Dataset excerpt:

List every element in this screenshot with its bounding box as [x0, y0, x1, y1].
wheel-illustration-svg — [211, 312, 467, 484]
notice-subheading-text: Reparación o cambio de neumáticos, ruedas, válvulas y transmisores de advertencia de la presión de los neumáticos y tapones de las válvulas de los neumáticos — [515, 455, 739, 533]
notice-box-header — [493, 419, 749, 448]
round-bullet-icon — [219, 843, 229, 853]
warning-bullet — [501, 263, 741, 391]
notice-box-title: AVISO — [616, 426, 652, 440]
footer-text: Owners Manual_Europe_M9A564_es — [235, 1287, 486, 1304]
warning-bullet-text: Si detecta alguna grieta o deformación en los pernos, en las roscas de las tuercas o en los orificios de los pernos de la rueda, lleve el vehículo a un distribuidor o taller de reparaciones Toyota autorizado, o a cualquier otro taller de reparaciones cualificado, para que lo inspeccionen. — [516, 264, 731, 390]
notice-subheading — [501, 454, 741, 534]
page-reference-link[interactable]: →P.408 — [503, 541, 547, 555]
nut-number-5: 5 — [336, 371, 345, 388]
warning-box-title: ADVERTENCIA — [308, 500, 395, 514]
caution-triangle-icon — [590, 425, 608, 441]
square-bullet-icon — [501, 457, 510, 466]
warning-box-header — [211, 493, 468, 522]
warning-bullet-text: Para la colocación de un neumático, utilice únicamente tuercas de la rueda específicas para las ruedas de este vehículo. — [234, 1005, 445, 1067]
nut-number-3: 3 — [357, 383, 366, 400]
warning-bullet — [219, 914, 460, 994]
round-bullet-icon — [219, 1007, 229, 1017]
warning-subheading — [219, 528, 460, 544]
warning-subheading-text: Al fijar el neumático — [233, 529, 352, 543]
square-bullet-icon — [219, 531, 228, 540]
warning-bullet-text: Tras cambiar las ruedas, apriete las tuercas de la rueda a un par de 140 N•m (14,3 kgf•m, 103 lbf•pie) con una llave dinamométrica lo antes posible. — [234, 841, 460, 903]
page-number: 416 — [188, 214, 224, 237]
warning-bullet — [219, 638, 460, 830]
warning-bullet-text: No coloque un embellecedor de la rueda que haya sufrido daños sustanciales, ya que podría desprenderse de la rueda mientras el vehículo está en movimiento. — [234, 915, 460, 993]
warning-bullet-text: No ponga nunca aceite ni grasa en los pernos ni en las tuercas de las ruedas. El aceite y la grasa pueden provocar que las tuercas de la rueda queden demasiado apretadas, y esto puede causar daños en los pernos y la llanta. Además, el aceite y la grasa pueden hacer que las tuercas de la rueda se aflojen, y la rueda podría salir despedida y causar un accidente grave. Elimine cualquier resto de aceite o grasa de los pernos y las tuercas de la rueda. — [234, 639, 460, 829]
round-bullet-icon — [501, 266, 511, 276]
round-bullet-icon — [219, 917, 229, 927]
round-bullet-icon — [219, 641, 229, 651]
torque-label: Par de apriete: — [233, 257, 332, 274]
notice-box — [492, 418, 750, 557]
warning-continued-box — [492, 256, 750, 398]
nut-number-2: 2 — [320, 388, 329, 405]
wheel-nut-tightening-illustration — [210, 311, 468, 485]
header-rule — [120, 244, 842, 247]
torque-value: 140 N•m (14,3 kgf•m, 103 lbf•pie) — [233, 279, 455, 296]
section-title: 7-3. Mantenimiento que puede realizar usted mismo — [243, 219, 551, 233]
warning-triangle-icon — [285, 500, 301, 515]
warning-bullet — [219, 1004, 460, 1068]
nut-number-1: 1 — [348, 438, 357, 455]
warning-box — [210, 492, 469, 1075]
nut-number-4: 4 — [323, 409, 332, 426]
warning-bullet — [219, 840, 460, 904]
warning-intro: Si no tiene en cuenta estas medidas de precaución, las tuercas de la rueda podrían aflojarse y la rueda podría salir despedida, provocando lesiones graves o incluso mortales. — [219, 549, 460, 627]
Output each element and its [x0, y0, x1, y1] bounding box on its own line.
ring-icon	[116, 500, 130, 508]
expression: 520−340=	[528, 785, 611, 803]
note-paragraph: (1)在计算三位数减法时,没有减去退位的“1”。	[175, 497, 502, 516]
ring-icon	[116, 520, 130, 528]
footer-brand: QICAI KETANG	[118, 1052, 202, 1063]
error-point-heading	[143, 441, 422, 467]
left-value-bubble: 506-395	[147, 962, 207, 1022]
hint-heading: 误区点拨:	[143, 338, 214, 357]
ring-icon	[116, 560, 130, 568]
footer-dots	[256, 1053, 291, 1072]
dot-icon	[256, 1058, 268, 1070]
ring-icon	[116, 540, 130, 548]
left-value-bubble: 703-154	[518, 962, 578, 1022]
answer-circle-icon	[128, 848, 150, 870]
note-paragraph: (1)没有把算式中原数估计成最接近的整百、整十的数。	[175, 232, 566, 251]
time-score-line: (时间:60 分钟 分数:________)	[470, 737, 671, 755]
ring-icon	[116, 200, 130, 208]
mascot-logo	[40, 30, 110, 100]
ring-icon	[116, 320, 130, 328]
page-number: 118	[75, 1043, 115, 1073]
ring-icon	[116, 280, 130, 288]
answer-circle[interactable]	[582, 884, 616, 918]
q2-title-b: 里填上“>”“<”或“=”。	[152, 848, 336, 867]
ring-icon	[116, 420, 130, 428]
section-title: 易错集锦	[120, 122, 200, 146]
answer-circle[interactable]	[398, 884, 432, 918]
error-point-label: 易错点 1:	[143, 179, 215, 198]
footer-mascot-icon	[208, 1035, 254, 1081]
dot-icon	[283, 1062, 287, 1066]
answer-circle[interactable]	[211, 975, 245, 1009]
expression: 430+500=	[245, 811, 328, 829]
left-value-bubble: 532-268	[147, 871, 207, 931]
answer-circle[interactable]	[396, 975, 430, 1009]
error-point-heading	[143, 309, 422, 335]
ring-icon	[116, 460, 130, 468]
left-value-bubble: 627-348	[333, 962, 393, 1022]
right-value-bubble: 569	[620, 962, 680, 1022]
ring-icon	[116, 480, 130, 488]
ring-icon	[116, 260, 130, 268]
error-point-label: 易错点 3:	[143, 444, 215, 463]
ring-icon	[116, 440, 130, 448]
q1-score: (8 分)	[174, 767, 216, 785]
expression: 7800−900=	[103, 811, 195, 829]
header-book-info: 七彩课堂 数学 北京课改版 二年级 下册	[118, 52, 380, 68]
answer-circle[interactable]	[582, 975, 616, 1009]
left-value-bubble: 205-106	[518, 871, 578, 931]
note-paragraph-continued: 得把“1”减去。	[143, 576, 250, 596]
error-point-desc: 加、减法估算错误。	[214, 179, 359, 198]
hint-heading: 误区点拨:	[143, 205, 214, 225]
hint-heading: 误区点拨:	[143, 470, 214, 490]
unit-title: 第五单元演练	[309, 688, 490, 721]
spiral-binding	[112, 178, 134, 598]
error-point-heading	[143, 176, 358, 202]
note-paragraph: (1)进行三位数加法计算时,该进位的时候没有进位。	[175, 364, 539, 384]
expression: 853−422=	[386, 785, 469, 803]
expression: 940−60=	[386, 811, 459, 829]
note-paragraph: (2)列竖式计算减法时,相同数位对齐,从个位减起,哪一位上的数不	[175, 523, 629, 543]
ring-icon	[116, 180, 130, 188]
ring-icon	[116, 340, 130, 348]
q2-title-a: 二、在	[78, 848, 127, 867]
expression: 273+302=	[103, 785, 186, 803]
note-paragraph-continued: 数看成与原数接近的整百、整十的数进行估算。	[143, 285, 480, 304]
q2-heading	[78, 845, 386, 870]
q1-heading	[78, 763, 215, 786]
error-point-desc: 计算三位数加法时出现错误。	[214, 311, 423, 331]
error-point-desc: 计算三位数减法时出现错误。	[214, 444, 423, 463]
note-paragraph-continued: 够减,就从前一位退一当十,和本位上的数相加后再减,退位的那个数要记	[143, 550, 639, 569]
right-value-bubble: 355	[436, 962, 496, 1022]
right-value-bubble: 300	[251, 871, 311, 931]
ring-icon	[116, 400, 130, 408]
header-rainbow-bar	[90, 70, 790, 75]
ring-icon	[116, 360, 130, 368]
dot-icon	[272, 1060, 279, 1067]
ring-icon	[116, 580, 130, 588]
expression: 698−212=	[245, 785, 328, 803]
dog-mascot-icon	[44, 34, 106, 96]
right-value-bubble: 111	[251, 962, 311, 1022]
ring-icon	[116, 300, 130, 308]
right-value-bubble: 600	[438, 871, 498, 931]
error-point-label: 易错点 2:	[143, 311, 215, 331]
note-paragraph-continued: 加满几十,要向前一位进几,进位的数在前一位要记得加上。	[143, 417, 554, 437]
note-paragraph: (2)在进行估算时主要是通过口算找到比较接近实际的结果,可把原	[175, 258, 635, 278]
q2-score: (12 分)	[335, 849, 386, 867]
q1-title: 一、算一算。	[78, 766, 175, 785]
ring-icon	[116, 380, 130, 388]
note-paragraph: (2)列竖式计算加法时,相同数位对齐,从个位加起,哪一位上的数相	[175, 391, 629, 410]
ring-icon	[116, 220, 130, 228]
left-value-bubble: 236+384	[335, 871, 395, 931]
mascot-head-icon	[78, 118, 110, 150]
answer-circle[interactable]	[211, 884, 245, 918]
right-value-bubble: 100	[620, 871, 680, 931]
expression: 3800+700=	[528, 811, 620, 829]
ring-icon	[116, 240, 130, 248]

Prompt: Output the material as a JSON list of strings, one string per line and with blank lines left out. Begin at the first line of the material and stop after the line that contains "footer-text: Owners Manual_Europe_M9A564_es".

Solution to this exercise:
[
  "List every element in this screenshot with its bounding box as [x0, y0, x1, y1].",
  "wheel-illustration-svg — [211, 312, 467, 484]",
  "notice-subheading-text: Reparación o cambio de neumáticos, ruedas, válvulas y transmisores de advertencia de la presión de los neumáticos y tapones de las válvulas de los neumáticos — [515, 455, 739, 533]",
  "notice-box-header — [493, 419, 749, 448]",
  "round-bullet-icon — [219, 843, 229, 853]",
  "warning-bullet — [501, 263, 741, 391]",
  "notice-box-title: AVISO — [616, 426, 652, 440]",
  "footer-text: Owners Manual_Europe_M9A564_es — [235, 1287, 486, 1304]"
]